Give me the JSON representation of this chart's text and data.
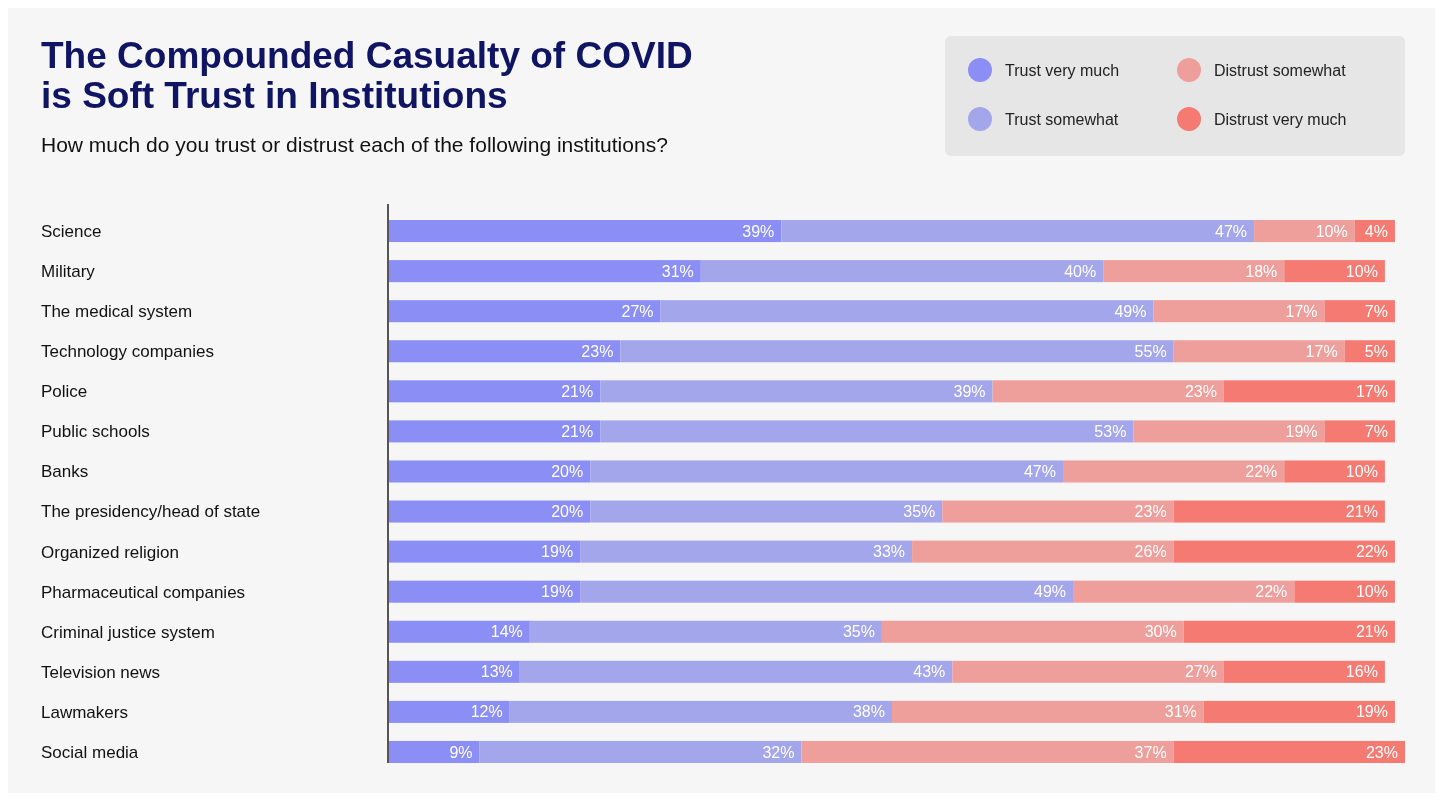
{
  "chart_data": {
    "type": "bar",
    "orientation": "horizontal",
    "stacked": true,
    "title": "The Compounded Casualty of COVID is Soft Trust in Institutions",
    "subtitle": "How much do you trust or distrust each of the following institutions?",
    "legend": "top right",
    "categories": [
      "Science",
      "Military",
      "The medical system",
      "Technology companies",
      "Police",
      "Public schools",
      "Banks",
      "The presidency/head of state",
      "Organized religion",
      "Pharmaceutical companies",
      "Criminal justice system",
      "Television news",
      "Lawmakers",
      "Social media"
    ],
    "series": [
      {
        "name": "Trust very much",
        "color": "#8b8ff5",
        "values": [
          39,
          31,
          27,
          23,
          21,
          21,
          20,
          20,
          19,
          19,
          14,
          13,
          12,
          9
        ],
        "value_labels": [
          "39%",
          "31%",
          "27%",
          "23%",
          "21%",
          "21%",
          "20%",
          "20%",
          "19%",
          "19%",
          "14%",
          "13%",
          "12%",
          "9%"
        ]
      },
      {
        "name": "Trust somewhat",
        "color": "#a3a6ea",
        "values": [
          47,
          40,
          49,
          55,
          39,
          53,
          47,
          35,
          33,
          49,
          35,
          43,
          38,
          32
        ],
        "value_labels": [
          "47%",
          "40%",
          "49%",
          "55%",
          "39%",
          "53%",
          "47%",
          "35%",
          "33%",
          "49%",
          "35%",
          "43%",
          "38%",
          "32%"
        ]
      },
      {
        "name": "Distrust somewhat",
        "color": "#ee9f9c",
        "values": [
          10,
          18,
          17,
          17,
          23,
          19,
          22,
          23,
          26,
          22,
          30,
          27,
          31,
          37
        ],
        "value_labels": [
          "10%",
          "18%",
          "17%",
          "17%",
          "23%",
          "19%",
          "22%",
          "23%",
          "26%",
          "22%",
          "30%",
          "27%",
          "31%",
          "37%"
        ]
      },
      {
        "name": "Distrust very much",
        "color": "#f47a72",
        "values": [
          4,
          10,
          7,
          5,
          17,
          7,
          10,
          21,
          22,
          10,
          21,
          16,
          19,
          23
        ],
        "value_labels": [
          "4%",
          "10%",
          "7%",
          "5%",
          "17%",
          "7%",
          "10%",
          "21%",
          "22%",
          "10%",
          "21%",
          "16%",
          "19%",
          "23%"
        ]
      }
    ]
  }
}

**EXERCISE DETAILS:** Repeat the material above verbatim. Leave the pictures behind.

**RESULT:**
Give me the JSON representation of this chart's text and data.
{
  "chart_data": {
    "type": "bar",
    "orientation": "horizontal",
    "stacked": true,
    "title": "The Compounded Casualty of COVID is Soft Trust in Institutions",
    "subtitle": "How much do you trust or distrust each of the following institutions?",
    "legend": "top right",
    "categories": [
      "Science",
      "Military",
      "The medical system",
      "Technology companies",
      "Police",
      "Public schools",
      "Banks",
      "The presidency/head of state",
      "Organized religion",
      "Pharmaceutical companies",
      "Criminal justice system",
      "Television news",
      "Lawmakers",
      "Social media"
    ],
    "series": [
      {
        "name": "Trust very much",
        "color": "#8b8ff5",
        "values": [
          39,
          31,
          27,
          23,
          21,
          21,
          20,
          20,
          19,
          19,
          14,
          13,
          12,
          9
        ],
        "value_labels": [
          "39%",
          "31%",
          "27%",
          "23%",
          "21%",
          "21%",
          "20%",
          "20%",
          "19%",
          "19%",
          "14%",
          "13%",
          "12%",
          "9%"
        ]
      },
      {
        "name": "Trust somewhat",
        "color": "#a3a6ea",
        "values": [
          47,
          40,
          49,
          55,
          39,
          53,
          47,
          35,
          33,
          49,
          35,
          43,
          38,
          32
        ],
        "value_labels": [
          "47%",
          "40%",
          "49%",
          "55%",
          "39%",
          "53%",
          "47%",
          "35%",
          "33%",
          "49%",
          "35%",
          "43%",
          "38%",
          "32%"
        ]
      },
      {
        "name": "Distrust somewhat",
        "color": "#ee9f9c",
        "values": [
          10,
          18,
          17,
          17,
          23,
          19,
          22,
          23,
          26,
          22,
          30,
          27,
          31,
          37
        ],
        "value_labels": [
          "10%",
          "18%",
          "17%",
          "17%",
          "23%",
          "19%",
          "22%",
          "23%",
          "26%",
          "22%",
          "30%",
          "27%",
          "31%",
          "37%"
        ]
      },
      {
        "name": "Distrust very much",
        "color": "#f47a72",
        "values": [
          4,
          10,
          7,
          5,
          17,
          7,
          10,
          21,
          22,
          10,
          21,
          16,
          19,
          23
        ],
        "value_labels": [
          "4%",
          "10%",
          "7%",
          "5%",
          "17%",
          "7%",
          "10%",
          "21%",
          "22%",
          "10%",
          "21%",
          "16%",
          "19%",
          "23%"
        ]
      }
    ]
  }
}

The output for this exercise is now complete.